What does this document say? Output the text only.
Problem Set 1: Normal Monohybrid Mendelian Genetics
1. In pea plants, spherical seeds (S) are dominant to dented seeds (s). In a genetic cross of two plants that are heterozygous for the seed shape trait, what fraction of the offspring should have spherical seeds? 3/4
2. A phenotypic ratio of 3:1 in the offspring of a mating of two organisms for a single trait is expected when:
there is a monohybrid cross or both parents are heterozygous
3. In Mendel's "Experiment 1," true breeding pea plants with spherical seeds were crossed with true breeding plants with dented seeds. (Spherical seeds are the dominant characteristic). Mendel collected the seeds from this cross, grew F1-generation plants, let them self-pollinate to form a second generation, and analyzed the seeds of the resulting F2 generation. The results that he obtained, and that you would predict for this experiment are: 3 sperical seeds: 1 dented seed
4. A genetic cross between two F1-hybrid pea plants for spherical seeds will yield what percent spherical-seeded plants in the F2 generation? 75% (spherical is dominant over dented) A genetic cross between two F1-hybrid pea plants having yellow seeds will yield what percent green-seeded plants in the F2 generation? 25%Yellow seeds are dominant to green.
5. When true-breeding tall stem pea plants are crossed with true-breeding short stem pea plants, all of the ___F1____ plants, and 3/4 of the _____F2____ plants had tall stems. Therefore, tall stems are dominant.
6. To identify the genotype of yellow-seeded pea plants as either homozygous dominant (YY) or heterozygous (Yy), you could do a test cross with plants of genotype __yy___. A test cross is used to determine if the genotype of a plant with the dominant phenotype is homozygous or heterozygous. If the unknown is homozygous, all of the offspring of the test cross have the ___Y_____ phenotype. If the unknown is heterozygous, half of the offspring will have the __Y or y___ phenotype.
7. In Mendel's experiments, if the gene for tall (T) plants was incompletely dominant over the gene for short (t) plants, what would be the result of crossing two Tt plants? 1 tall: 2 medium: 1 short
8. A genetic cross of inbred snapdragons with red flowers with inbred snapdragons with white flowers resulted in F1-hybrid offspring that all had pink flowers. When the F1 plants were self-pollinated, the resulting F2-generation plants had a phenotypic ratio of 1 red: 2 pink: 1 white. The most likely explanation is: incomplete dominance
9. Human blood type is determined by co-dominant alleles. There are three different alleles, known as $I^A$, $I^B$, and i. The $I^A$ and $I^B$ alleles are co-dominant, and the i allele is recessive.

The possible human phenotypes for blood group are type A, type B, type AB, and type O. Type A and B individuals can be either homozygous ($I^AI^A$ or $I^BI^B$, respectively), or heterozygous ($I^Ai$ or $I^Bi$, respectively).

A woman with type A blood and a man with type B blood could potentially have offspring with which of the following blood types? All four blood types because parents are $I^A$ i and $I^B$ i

## EXERCISE DESCRIPTION
All of the entries above need to be reproduced verbatim.

## FINISHED TASK
What does this document say? Output the text only.
Problem Set 1: Normal Monohybrid Mendelian Genetics
1. In pea plants, spherical seeds (S) are dominant to dented seeds (s). In a genetic cross of two plants that are heterozygous for the seed shape trait, what fraction of the offspring should have spherical seeds? 3/4
2. A phenotypic ratio of 3:1 in the offspring of a mating of two organisms for a single trait is expected when:
there is a monohybrid cross or both parents are heterozygous
3. In Mendel's "Experiment 1," true breeding pea plants with spherical seeds were crossed with true breeding plants with dented seeds. (Spherical seeds are the dominant characteristic). Mendel collected the seeds from this cross, grew F1-generation plants, let them self-pollinate to form a second generation, and analyzed the seeds of the resulting F2 generation. The results that he obtained, and that you would predict for this experiment are: 3 sperical seeds: 1 dented seed
4. A genetic cross between two F1-hybrid pea plants for spherical seeds will yield what percent spherical-seeded plants in the F2 generation? 75% (spherical is dominant over dented) A genetic cross between two F1-hybrid pea plants having yellow seeds will yield what percent green-seeded plants in the F2 generation? 25%Yellow seeds are dominant to green.
5. When true-breeding tall stem pea plants are crossed with true-breeding short stem pea plants, all of the ___F1____ plants, and 3/4 of the _____F2____ plants had tall stems. Therefore, tall stems are dominant.
6. To identify the genotype of yellow-seeded pea plants as either homozygous dominant (YY) or heterozygous (Yy), you could do a test cross with plants of genotype __yy___. A test cross is used to determine if the genotype of a plant with the dominant phenotype is homozygous or heterozygous. If the unknown is homozygous, all of the offspring of the test cross have the ___Y_____ phenotype. If the unknown is heterozygous, half of the offspring will have the __Y or y___ phenotype.
7. In Mendel's experiments, if the gene for tall (T) plants was incompletely dominant over the gene for short (t) plants, what would be the result of crossing two Tt plants? 1 tall: 2 medium: 1 short
8. A genetic cross of inbred snapdragons with red flowers with inbred snapdragons with white flowers resulted in F1-hybrid offspring that all had pink flowers. When the F1 plants were self-pollinated, the resulting F2-generation plants had a phenotypic ratio of 1 red: 2 pink: 1 white. The most likely explanation is: incomplete dominance
9. Human blood type is determined by co-dominant alleles. There are three different alleles, known as $I^A$, $I^B$, and i. The $I^A$ and $I^B$ alleles are co-dominant, and the i allele is recessive.

The possible human phenotypes for blood group are type A, type B, type AB, and type O. Type A and B individuals can be either homozygous ($I^AI^A$ or $I^BI^B$, respectively), or heterozygous ($I^Ai$ or $I^Bi$, respectively).

A woman with type A blood and a man with type B blood could potentially have offspring with which of the following blood types? All four blood types because parents are $I^A$ i and $I^B$ i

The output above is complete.